[Short task]:
From the listing below, extract every line in which the word "among" appears.

[Provided data]:
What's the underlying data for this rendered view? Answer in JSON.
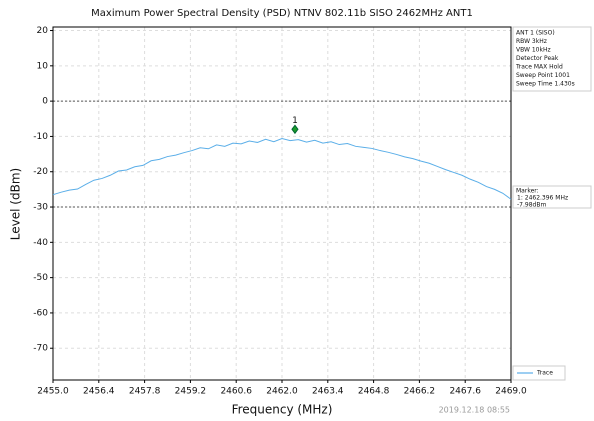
{
  "chart_data": {
    "type": "line",
    "title": "Maximum Power Spectral Density (PSD) NTNV 802.11b SISO 2462MHz ANT1",
    "x_label": "Frequency (MHz)",
    "y_label": "Level (dBm)",
    "xlim": [
      2455.0,
      2469.0
    ],
    "ylim": [
      -79,
      21
    ],
    "xticks": [
      {
        "value": 2455.0,
        "label": "2455.0"
      },
      {
        "value": 2456.4,
        "label": "2456.4"
      },
      {
        "value": 2457.8,
        "label": "2457.8"
      },
      {
        "value": 2459.2,
        "label": "2459.2"
      },
      {
        "value": 2460.6,
        "label": "2460.6"
      },
      {
        "value": 2462.0,
        "label": "2462.0"
      },
      {
        "value": 2463.4,
        "label": "2463.4"
      },
      {
        "value": 2464.8,
        "label": "2464.8"
      },
      {
        "value": 2466.2,
        "label": "2466.2"
      },
      {
        "value": 2467.6,
        "label": "2467.6"
      },
      {
        "value": 2469.0,
        "label": "2469.0"
      }
    ],
    "yticks": [
      20,
      10,
      0,
      -10,
      -20,
      -30,
      -40,
      -50,
      -60,
      -70
    ],
    "grid": true,
    "limit_lines": [
      0,
      -30
    ],
    "x": [
      2455,
      2455.25,
      2455.5,
      2455.75,
      2456,
      2456.25,
      2456.5,
      2456.75,
      2457,
      2457.25,
      2457.5,
      2457.75,
      2458,
      2458.25,
      2458.5,
      2458.75,
      2459,
      2459.25,
      2459.5,
      2459.75,
      2460,
      2460.25,
      2460.5,
      2460.75,
      2461,
      2461.25,
      2461.5,
      2461.75,
      2462,
      2462.25,
      2462.5,
      2462.75,
      2463,
      2463.25,
      2463.5,
      2463.75,
      2464,
      2464.25,
      2464.5,
      2464.75,
      2465,
      2465.25,
      2465.5,
      2465.75,
      2466,
      2466.25,
      2466.5,
      2466.75,
      2467,
      2467.25,
      2467.5,
      2467.75,
      2468,
      2468.25,
      2468.5,
      2468.75,
      2469
    ],
    "series": [
      {
        "name": "Trace",
        "color": "#5aaee8",
        "values": [
          -26.5,
          -25.8,
          -25.2,
          -24.9,
          -23.6,
          -22.4,
          -21.9,
          -21.0,
          -19.8,
          -19.5,
          -18.6,
          -18.2,
          -16.9,
          -16.5,
          -15.7,
          -15.3,
          -14.6,
          -14.0,
          -13.2,
          -13.5,
          -12.4,
          -12.8,
          -11.9,
          -12.1,
          -11.3,
          -11.7,
          -10.8,
          -11.5,
          -10.6,
          -11.2,
          -10.9,
          -11.6,
          -11.1,
          -11.9,
          -11.5,
          -12.3,
          -12.0,
          -12.8,
          -13.1,
          -13.4,
          -14.0,
          -14.5,
          -15.1,
          -15.8,
          -16.3,
          -17.0,
          -17.6,
          -18.5,
          -19.4,
          -20.2,
          -21.0,
          -22.1,
          -23.0,
          -24.2,
          -25.0,
          -26.1,
          -27.8
        ]
      }
    ],
    "marker": {
      "label": "1",
      "x": 2462.396,
      "y": -7.98,
      "text": [
        "Marker:",
        "1: 2462.396 MHz",
        "-7.98dBm"
      ]
    },
    "info": [
      "ANT 1 (SISO)",
      "RBW 3kHz",
      "VBW 10kHz",
      "Detector Peak",
      "Trace MAX Hold",
      "Sweep Point 1001",
      "Sweep Time 1.430s"
    ],
    "timestamp": "2019.12.18 08:55"
  }
}
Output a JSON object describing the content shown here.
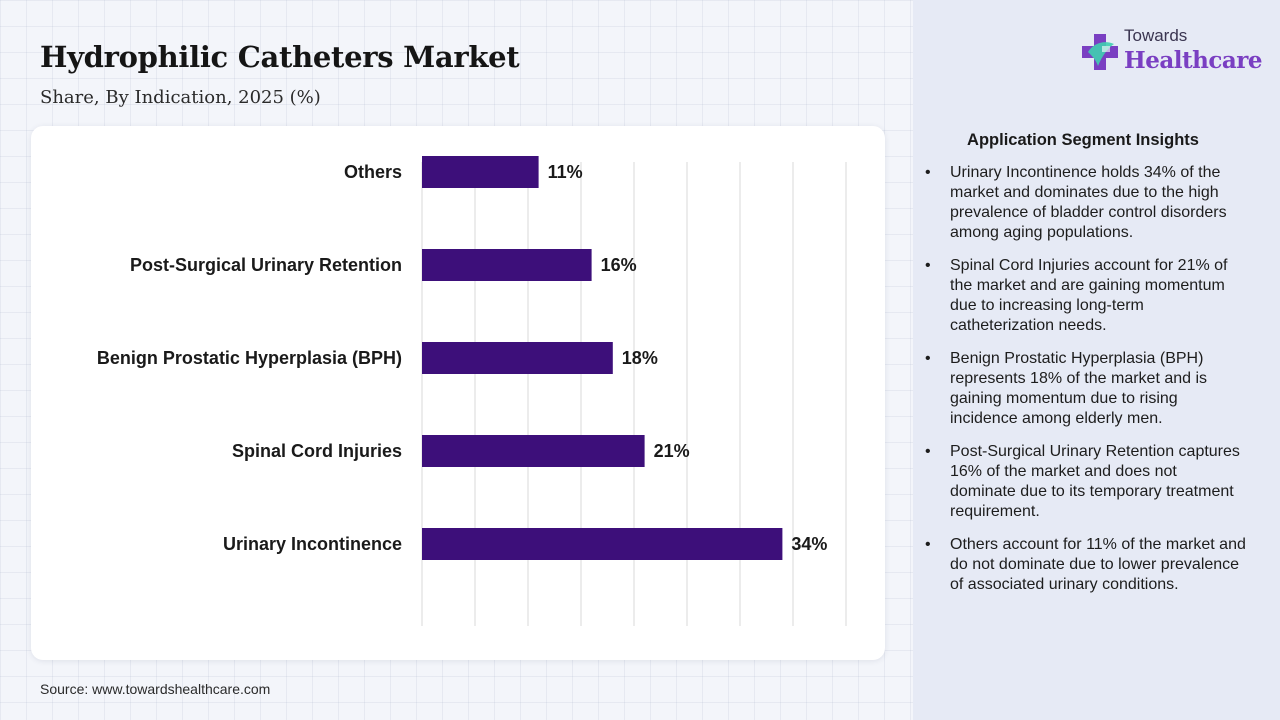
{
  "header": {
    "title": "Hydrophilic Catheters Market",
    "subtitle": "Share, By Indication, 2025 (%)"
  },
  "logo": {
    "line1": "Towards",
    "line2": "Healthcare",
    "icon": "cross-plus-logo-icon"
  },
  "colors": {
    "bar": "#3d0f7a",
    "accent": "#7a3fc2",
    "logo_green": "#3fcfb0"
  },
  "chart_data": {
    "type": "bar",
    "orientation": "horizontal",
    "categories": [
      "Others",
      "Post-Surgical Urinary Retention",
      "Benign Prostatic Hyperplasia (BPH)",
      "Spinal Cord Injuries",
      "Urinary Incontinence"
    ],
    "values": [
      11,
      16,
      18,
      21,
      34
    ],
    "value_labels": [
      "11%",
      "16%",
      "18%",
      "21%",
      "34%"
    ],
    "xlim": [
      0,
      40
    ],
    "grid": "vertical",
    "legend": "none"
  },
  "insights": {
    "title": "Application Segment Insights",
    "items": [
      "Urinary Incontinence holds 34% of the market and dominates due to the high prevalence of bladder control disorders among aging populations.",
      "Spinal Cord Injuries account for 21% of the market and are gaining momentum due to increasing long-term catheterization needs.",
      "Benign Prostatic Hyperplasia (BPH) represents 18% of the market and is gaining momentum due to rising incidence among elderly men.",
      "Post-Surgical Urinary Retention captures 16% of the market and does not dominate due to its temporary treatment requirement.",
      "Others account for 11% of the market and do not dominate due to lower prevalence of associated urinary conditions."
    ]
  },
  "source": "Source: www.towardshealthcare.com"
}
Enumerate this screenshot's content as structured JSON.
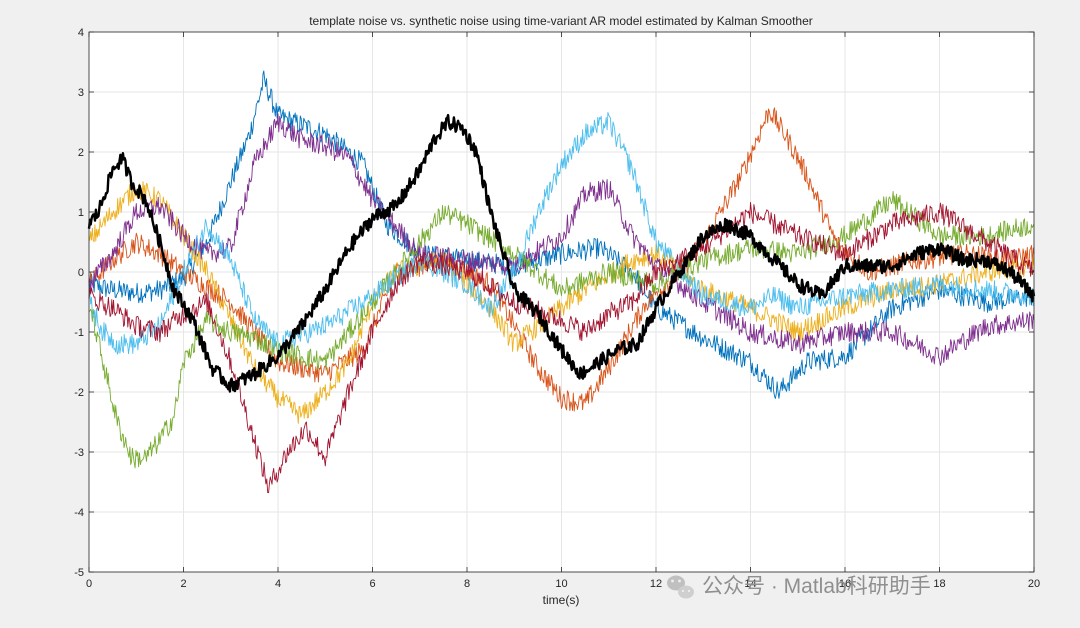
{
  "chart_data": {
    "type": "line",
    "title": "template noise vs. synthetic noise using time-variant AR model estimated by Kalman Smoother",
    "xlabel": "time(s)",
    "ylabel": "",
    "xlim": [
      0,
      20
    ],
    "ylim": [
      -5,
      4
    ],
    "xticks": [
      "0",
      "2",
      "4",
      "6",
      "8",
      "10",
      "12",
      "14",
      "16",
      "18",
      "20"
    ],
    "yticks": [
      "-5",
      "-4",
      "-3",
      "-2",
      "-1",
      "0",
      "1",
      "2",
      "3",
      "4"
    ],
    "grid": true,
    "legend": "none",
    "noise_band": 0.22,
    "series": [
      {
        "color": "#0072bd",
        "width": 0.9,
        "x": [
          0,
          0.5,
          1.0,
          1.5,
          2.0,
          2.5,
          3.0,
          3.4,
          3.7,
          4.0,
          5.0,
          5.8,
          6.3,
          7.0,
          8.0,
          9.0,
          10.0,
          10.8,
          11.5,
          12.0,
          13.0,
          14.0,
          14.6,
          15.2,
          16.0,
          17.0,
          18.0,
          19.0,
          20.0
        ],
        "y": [
          -0.2,
          -0.3,
          -0.35,
          -0.3,
          -0.1,
          0.5,
          1.5,
          2.3,
          3.2,
          2.6,
          2.3,
          1.8,
          0.8,
          0.3,
          0.2,
          0.1,
          0.3,
          0.4,
          0.0,
          -0.6,
          -1.1,
          -1.5,
          -2.0,
          -1.5,
          -1.4,
          -0.6,
          -0.3,
          -0.5,
          -0.4
        ]
      },
      {
        "color": "#d95319",
        "width": 0.9,
        "x": [
          0,
          0.5,
          1.0,
          1.5,
          2.0,
          3.0,
          4.0,
          5.0,
          5.8,
          6.5,
          7.5,
          8.5,
          9.5,
          10.0,
          10.5,
          11.0,
          11.8,
          12.5,
          13.0,
          13.8,
          14.4,
          14.8,
          15.2,
          15.8,
          16.5,
          17.5,
          18.5,
          19.5,
          20.0
        ],
        "y": [
          -0.2,
          0.2,
          0.5,
          0.3,
          0.0,
          -0.5,
          -1.5,
          -1.7,
          -1.3,
          0.0,
          0.2,
          -0.2,
          -1.6,
          -2.1,
          -2.2,
          -1.6,
          -0.5,
          0.0,
          0.5,
          1.6,
          2.7,
          2.2,
          1.6,
          0.5,
          0.0,
          0.2,
          0.3,
          0.2,
          0.3
        ]
      },
      {
        "color": "#edb120",
        "width": 0.9,
        "x": [
          0,
          0.5,
          1.0,
          1.5,
          2.0,
          2.5,
          3.0,
          3.5,
          4.0,
          4.5,
          5.0,
          5.5,
          6.0,
          6.5,
          7.5,
          8.5,
          9.0,
          9.5,
          10.5,
          11.5,
          12.0,
          13.0,
          14.0,
          15.0,
          16.0,
          17.0,
          18.0,
          19.0,
          20.0
        ],
        "y": [
          0.5,
          1.0,
          1.4,
          1.2,
          0.6,
          0.0,
          -0.8,
          -1.6,
          -2.1,
          -2.4,
          -2.0,
          -1.5,
          -0.5,
          0.0,
          0.2,
          -0.6,
          -1.2,
          -0.9,
          -0.3,
          0.2,
          0.3,
          -0.3,
          -0.6,
          -1.0,
          -0.6,
          -0.3,
          -0.2,
          0.0,
          0.1
        ]
      },
      {
        "color": "#7e2f8e",
        "width": 0.9,
        "x": [
          0,
          0.5,
          1.0,
          1.5,
          2.0,
          2.5,
          3.0,
          3.5,
          4.0,
          4.5,
          5.0,
          5.5,
          6.0,
          7.0,
          8.0,
          9.0,
          10.0,
          10.5,
          11.0,
          11.5,
          12.0,
          13.0,
          14.0,
          15.0,
          16.0,
          17.0,
          18.0,
          19.0,
          20.0
        ],
        "y": [
          -0.2,
          0.3,
          1.0,
          1.1,
          0.6,
          0.3,
          0.4,
          1.8,
          2.5,
          2.2,
          2.1,
          1.9,
          1.2,
          0.3,
          0.2,
          0.1,
          0.6,
          1.3,
          1.4,
          0.6,
          0.1,
          -0.5,
          -1.0,
          -1.2,
          -1.0,
          -1.0,
          -1.4,
          -0.9,
          -0.8
        ]
      },
      {
        "color": "#77ac30",
        "width": 0.9,
        "x": [
          0,
          0.3,
          0.6,
          0.9,
          1.2,
          1.5,
          1.8,
          2.0,
          2.5,
          3.0,
          3.5,
          4.0,
          5.0,
          6.0,
          7.0,
          7.5,
          8.0,
          9.0,
          10.0,
          11.0,
          12.0,
          13.0,
          13.5,
          14.0,
          15.0,
          16.0,
          17.0,
          18.0,
          19.0,
          20.0
        ],
        "y": [
          -0.5,
          -1.5,
          -2.5,
          -3.1,
          -3.1,
          -2.8,
          -2.4,
          -1.5,
          -0.8,
          -1.0,
          -1.1,
          -1.3,
          -1.5,
          -0.5,
          0.5,
          1.0,
          0.8,
          0.3,
          -0.3,
          0.0,
          -0.2,
          0.2,
          0.3,
          0.4,
          0.3,
          0.6,
          1.2,
          0.6,
          0.6,
          0.8
        ]
      },
      {
        "color": "#4dbeee",
        "width": 0.9,
        "x": [
          0,
          0.3,
          0.6,
          1.0,
          1.5,
          2.0,
          2.5,
          3.0,
          3.5,
          4.0,
          5.0,
          6.0,
          7.0,
          8.0,
          8.5,
          9.0,
          9.5,
          10.0,
          10.5,
          11.0,
          11.5,
          12.0,
          13.0,
          14.0,
          14.5,
          15.0,
          16.0,
          17.0,
          18.0,
          19.0,
          20.0
        ],
        "y": [
          -0.5,
          -1.0,
          -1.2,
          -1.2,
          -0.9,
          0.0,
          0.8,
          0.2,
          -0.8,
          -1.2,
          -0.9,
          -0.4,
          0.2,
          -0.2,
          -0.6,
          0.0,
          1.0,
          1.8,
          2.3,
          2.5,
          1.7,
          0.5,
          -0.4,
          -0.6,
          -0.4,
          -0.6,
          -0.4,
          -0.3,
          -0.2,
          -0.3,
          -0.4
        ]
      },
      {
        "color": "#a2142f",
        "width": 0.9,
        "x": [
          0,
          0.5,
          1.0,
          1.5,
          2.0,
          2.5,
          3.0,
          3.5,
          3.8,
          4.2,
          4.6,
          5.0,
          5.5,
          6.0,
          6.5,
          7.0,
          8.0,
          9.0,
          10.0,
          10.5,
          11.0,
          11.5,
          12.0,
          13.0,
          13.5,
          14.0,
          15.0,
          16.0,
          17.0,
          18.0,
          19.0,
          20.0
        ],
        "y": [
          -0.4,
          -0.6,
          -0.9,
          -1.0,
          -0.7,
          -0.5,
          -1.5,
          -2.8,
          -3.6,
          -3.0,
          -2.6,
          -3.1,
          -2.0,
          -1.0,
          -0.2,
          0.2,
          0.0,
          -0.5,
          -0.8,
          -1.0,
          -0.7,
          -0.5,
          0.0,
          0.4,
          0.7,
          1.0,
          0.6,
          0.3,
          0.8,
          1.0,
          0.5,
          0.0
        ]
      },
      {
        "color": "#000000",
        "width": 2.4,
        "x": [
          0,
          0.2,
          0.5,
          0.7,
          0.9,
          1.2,
          1.5,
          1.8,
          2.2,
          2.6,
          3.0,
          3.5,
          4.0,
          4.5,
          5.0,
          5.5,
          6.0,
          6.5,
          7.0,
          7.3,
          7.6,
          7.9,
          8.2,
          8.5,
          9.0,
          9.5,
          10.0,
          10.4,
          10.8,
          11.2,
          11.6,
          12.0,
          12.5,
          13.0,
          13.5,
          14.0,
          14.5,
          15.0,
          15.5,
          16.0,
          16.5,
          17.0,
          17.5,
          18.0,
          18.5,
          19.0,
          19.5,
          20.0
        ],
        "y": [
          0.8,
          1.0,
          1.7,
          1.9,
          1.5,
          1.2,
          0.5,
          -0.3,
          -0.8,
          -1.6,
          -1.9,
          -1.7,
          -1.4,
          -0.9,
          -0.3,
          0.4,
          0.9,
          1.1,
          1.7,
          2.2,
          2.5,
          2.4,
          2.0,
          1.0,
          -0.3,
          -0.7,
          -1.3,
          -1.7,
          -1.5,
          -1.3,
          -1.2,
          -0.6,
          0.0,
          0.6,
          0.8,
          0.6,
          0.2,
          -0.2,
          -0.4,
          0.1,
          0.1,
          0.1,
          0.3,
          0.4,
          0.2,
          0.2,
          0.0,
          -0.4
        ]
      }
    ]
  },
  "watermark": {
    "text": "公众号 · Matlab科研助手",
    "icon": "wechat-icon"
  }
}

[Final result]:
      "Urinary Incontinence holds 34% of the market and dominates due to the high prevalence of bladder control disorders among aging populations.",
      "Benign Prostatic Hyperplasia (BPH) represents 18% of the market and is gaining momentum due to rising incidence among elderly men.",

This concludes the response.